» EXERCISE DETAILS: Extract the listing in its entirety, keeping each line identical to the original.

» AVAILABLE DATA:
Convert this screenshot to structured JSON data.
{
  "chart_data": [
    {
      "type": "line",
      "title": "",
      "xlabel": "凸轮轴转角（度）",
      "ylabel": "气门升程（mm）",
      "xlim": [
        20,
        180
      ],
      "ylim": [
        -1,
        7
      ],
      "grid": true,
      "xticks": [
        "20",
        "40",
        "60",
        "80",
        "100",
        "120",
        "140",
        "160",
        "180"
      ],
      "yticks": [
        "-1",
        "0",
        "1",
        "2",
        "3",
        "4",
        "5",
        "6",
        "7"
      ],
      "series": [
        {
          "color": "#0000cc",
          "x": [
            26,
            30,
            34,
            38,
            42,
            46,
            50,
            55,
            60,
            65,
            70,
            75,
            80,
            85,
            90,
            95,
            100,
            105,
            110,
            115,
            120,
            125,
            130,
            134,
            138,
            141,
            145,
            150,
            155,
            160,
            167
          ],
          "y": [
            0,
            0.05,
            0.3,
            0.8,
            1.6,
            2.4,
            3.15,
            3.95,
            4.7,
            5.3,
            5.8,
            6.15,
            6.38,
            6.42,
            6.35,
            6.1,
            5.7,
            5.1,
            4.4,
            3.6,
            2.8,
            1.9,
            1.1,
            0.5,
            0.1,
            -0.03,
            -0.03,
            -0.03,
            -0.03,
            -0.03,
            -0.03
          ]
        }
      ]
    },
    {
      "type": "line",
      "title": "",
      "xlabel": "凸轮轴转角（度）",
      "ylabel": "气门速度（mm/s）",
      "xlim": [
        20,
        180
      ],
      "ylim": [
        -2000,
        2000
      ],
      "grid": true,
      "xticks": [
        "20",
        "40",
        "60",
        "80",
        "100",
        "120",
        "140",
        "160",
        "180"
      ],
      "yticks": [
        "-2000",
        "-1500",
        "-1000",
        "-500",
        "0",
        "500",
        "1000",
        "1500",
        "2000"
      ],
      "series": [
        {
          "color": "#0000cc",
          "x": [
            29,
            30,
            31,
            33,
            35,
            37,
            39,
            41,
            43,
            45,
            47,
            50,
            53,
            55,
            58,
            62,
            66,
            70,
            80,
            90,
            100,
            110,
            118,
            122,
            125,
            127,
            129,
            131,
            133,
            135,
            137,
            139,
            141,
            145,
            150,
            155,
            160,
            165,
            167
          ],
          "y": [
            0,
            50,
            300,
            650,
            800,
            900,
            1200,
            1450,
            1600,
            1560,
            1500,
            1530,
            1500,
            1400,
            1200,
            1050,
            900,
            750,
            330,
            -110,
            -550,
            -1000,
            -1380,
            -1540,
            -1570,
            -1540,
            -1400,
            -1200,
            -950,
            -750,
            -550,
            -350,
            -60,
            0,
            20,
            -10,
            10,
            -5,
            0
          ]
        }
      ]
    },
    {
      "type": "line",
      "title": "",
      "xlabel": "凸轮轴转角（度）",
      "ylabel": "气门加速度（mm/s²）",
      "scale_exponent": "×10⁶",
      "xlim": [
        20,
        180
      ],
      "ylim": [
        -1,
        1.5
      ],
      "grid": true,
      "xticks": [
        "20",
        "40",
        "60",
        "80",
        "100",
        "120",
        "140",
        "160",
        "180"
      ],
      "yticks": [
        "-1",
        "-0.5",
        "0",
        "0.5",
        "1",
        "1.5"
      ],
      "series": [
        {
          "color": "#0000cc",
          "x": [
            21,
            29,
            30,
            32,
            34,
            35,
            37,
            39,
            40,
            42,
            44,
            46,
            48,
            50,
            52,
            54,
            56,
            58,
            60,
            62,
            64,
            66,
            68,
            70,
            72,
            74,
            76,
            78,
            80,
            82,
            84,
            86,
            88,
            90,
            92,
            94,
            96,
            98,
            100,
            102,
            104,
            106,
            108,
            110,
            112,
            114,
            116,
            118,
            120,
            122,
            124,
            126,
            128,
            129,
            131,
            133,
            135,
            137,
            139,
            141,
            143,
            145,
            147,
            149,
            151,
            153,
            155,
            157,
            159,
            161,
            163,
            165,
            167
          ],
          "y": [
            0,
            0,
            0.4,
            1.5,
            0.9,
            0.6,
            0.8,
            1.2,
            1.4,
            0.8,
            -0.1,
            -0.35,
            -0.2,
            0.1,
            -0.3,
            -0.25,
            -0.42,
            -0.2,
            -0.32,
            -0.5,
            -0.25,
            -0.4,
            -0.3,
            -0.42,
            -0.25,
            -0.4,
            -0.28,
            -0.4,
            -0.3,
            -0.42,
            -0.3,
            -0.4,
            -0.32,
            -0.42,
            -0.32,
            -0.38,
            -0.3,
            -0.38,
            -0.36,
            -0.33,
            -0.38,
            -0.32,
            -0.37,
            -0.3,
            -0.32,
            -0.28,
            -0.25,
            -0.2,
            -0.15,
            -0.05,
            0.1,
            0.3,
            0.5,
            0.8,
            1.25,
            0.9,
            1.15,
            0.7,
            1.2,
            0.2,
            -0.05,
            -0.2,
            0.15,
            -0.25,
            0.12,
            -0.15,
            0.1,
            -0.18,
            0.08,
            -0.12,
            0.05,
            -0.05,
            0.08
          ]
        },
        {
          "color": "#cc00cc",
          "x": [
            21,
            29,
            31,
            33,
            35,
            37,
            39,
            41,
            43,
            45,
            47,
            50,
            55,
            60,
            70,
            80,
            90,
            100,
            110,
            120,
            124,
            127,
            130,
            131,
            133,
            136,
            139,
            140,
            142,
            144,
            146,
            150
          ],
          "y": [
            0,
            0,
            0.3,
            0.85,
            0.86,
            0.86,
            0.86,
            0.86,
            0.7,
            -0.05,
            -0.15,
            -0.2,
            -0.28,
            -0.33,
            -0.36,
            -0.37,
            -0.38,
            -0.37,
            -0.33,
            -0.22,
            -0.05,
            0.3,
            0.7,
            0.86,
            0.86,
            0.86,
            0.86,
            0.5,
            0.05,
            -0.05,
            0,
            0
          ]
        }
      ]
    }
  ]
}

» ANSWER:
Convert this screenshot to structured JSON data.
{
  "chart_data": [
    {
      "type": "line",
      "title": "",
      "xlabel": "凸轮轴转角（度）",
      "ylabel": "气门升程（mm）",
      "xlim": [
        20,
        180
      ],
      "ylim": [
        -1,
        7
      ],
      "grid": true,
      "xticks": [
        "20",
        "40",
        "60",
        "80",
        "100",
        "120",
        "140",
        "160",
        "180"
      ],
      "yticks": [
        "-1",
        "0",
        "1",
        "2",
        "3",
        "4",
        "5",
        "6",
        "7"
      ],
      "series": [
        {
          "color": "#0000cc",
          "x": [
            26,
            30,
            34,
            38,
            42,
            46,
            50,
            55,
            60,
            65,
            70,
            75,
            80,
            85,
            90,
            95,
            100,
            105,
            110,
            115,
            120,
            125,
            130,
            134,
            138,
            141,
            145,
            150,
            155,
            160,
            167
          ],
          "y": [
            0,
            0.05,
            0.3,
            0.8,
            1.6,
            2.4,
            3.15,
            3.95,
            4.7,
            5.3,
            5.8,
            6.15,
            6.38,
            6.42,
            6.35,
            6.1,
            5.7,
            5.1,
            4.4,
            3.6,
            2.8,
            1.9,
            1.1,
            0.5,
            0.1,
            -0.03,
            -0.03,
            -0.03,
            -0.03,
            -0.03,
            -0.03
          ]
        }
      ]
    },
    {
      "type": "line",
      "title": "",
      "xlabel": "凸轮轴转角（度）",
      "ylabel": "气门速度（mm/s）",
      "xlim": [
        20,
        180
      ],
      "ylim": [
        -2000,
        2000
      ],
      "grid": true,
      "xticks": [
        "20",
        "40",
        "60",
        "80",
        "100",
        "120",
        "140",
        "160",
        "180"
      ],
      "yticks": [
        "-2000",
        "-1500",
        "-1000",
        "-500",
        "0",
        "500",
        "1000",
        "1500",
        "2000"
      ],
      "series": [
        {
          "color": "#0000cc",
          "x": [
            29,
            30,
            31,
            33,
            35,
            37,
            39,
            41,
            43,
            45,
            47,
            50,
            53,
            55,
            58,
            62,
            66,
            70,
            80,
            90,
            100,
            110,
            118,
            122,
            125,
            127,
            129,
            131,
            133,
            135,
            137,
            139,
            141,
            145,
            150,
            155,
            160,
            165,
            167
          ],
          "y": [
            0,
            50,
            300,
            650,
            800,
            900,
            1200,
            1450,
            1600,
            1560,
            1500,
            1530,
            1500,
            1400,
            1200,
            1050,
            900,
            750,
            330,
            -110,
            -550,
            -1000,
            -1380,
            -1540,
            -1570,
            -1540,
            -1400,
            -1200,
            -950,
            -750,
            -550,
            -350,
            -60,
            0,
            20,
            -10,
            10,
            -5,
            0
          ]
        }
      ]
    },
    {
      "type": "line",
      "title": "",
      "xlabel": "凸轮轴转角（度）",
      "ylabel": "气门加速度（mm/s²）",
      "scale_exponent": "×10⁶",
      "xlim": [
        20,
        180
      ],
      "ylim": [
        -1,
        1.5
      ],
      "grid": true,
      "xticks": [
        "20",
        "40",
        "60",
        "80",
        "100",
        "120",
        "140",
        "160",
        "180"
      ],
      "yticks": [
        "-1",
        "-0.5",
        "0",
        "0.5",
        "1",
        "1.5"
      ],
      "series": [
        {
          "color": "#0000cc",
          "x": [
            21,
            29,
            30,
            32,
            34,
            35,
            37,
            39,
            40,
            42,
            44,
            46,
            48,
            50,
            52,
            54,
            56,
            58,
            60,
            62,
            64,
            66,
            68,
            70,
            72,
            74,
            76,
            78,
            80,
            82,
            84,
            86,
            88,
            90,
            92,
            94,
            96,
            98,
            100,
            102,
            104,
            106,
            108,
            110,
            112,
            114,
            116,
            118,
            120,
            122,
            124,
            126,
            128,
            129,
            131,
            133,
            135,
            137,
            139,
            141,
            143,
            145,
            147,
            149,
            151,
            153,
            155,
            157,
            159,
            161,
            163,
            165,
            167
          ],
          "y": [
            0,
            0,
            0.4,
            1.5,
            0.9,
            0.6,
            0.8,
            1.2,
            1.4,
            0.8,
            -0.1,
            -0.35,
            -0.2,
            0.1,
            -0.3,
            -0.25,
            -0.42,
            -0.2,
            -0.32,
            -0.5,
            -0.25,
            -0.4,
            -0.3,
            -0.42,
            -0.25,
            -0.4,
            -0.28,
            -0.4,
            -0.3,
            -0.42,
            -0.3,
            -0.4,
            -0.32,
            -0.42,
            -0.32,
            -0.38,
            -0.3,
            -0.38,
            -0.36,
            -0.33,
            -0.38,
            -0.32,
            -0.37,
            -0.3,
            -0.32,
            -0.28,
            -0.25,
            -0.2,
            -0.15,
            -0.05,
            0.1,
            0.3,
            0.5,
            0.8,
            1.25,
            0.9,
            1.15,
            0.7,
            1.2,
            0.2,
            -0.05,
            -0.2,
            0.15,
            -0.25,
            0.12,
            -0.15,
            0.1,
            -0.18,
            0.08,
            -0.12,
            0.05,
            -0.05,
            0.08
          ]
        },
        {
          "color": "#cc00cc",
          "x": [
            21,
            29,
            31,
            33,
            35,
            37,
            39,
            41,
            43,
            45,
            47,
            50,
            55,
            60,
            70,
            80,
            90,
            100,
            110,
            120,
            124,
            127,
            130,
            131,
            133,
            136,
            139,
            140,
            142,
            144,
            146,
            150
          ],
          "y": [
            0,
            0,
            0.3,
            0.85,
            0.86,
            0.86,
            0.86,
            0.86,
            0.7,
            -0.05,
            -0.15,
            -0.2,
            -0.28,
            -0.33,
            -0.36,
            -0.37,
            -0.38,
            -0.37,
            -0.33,
            -0.22,
            -0.05,
            0.3,
            0.7,
            0.86,
            0.86,
            0.86,
            0.86,
            0.5,
            0.05,
            -0.05,
            0,
            0
          ]
        }
      ]
    }
  ]
}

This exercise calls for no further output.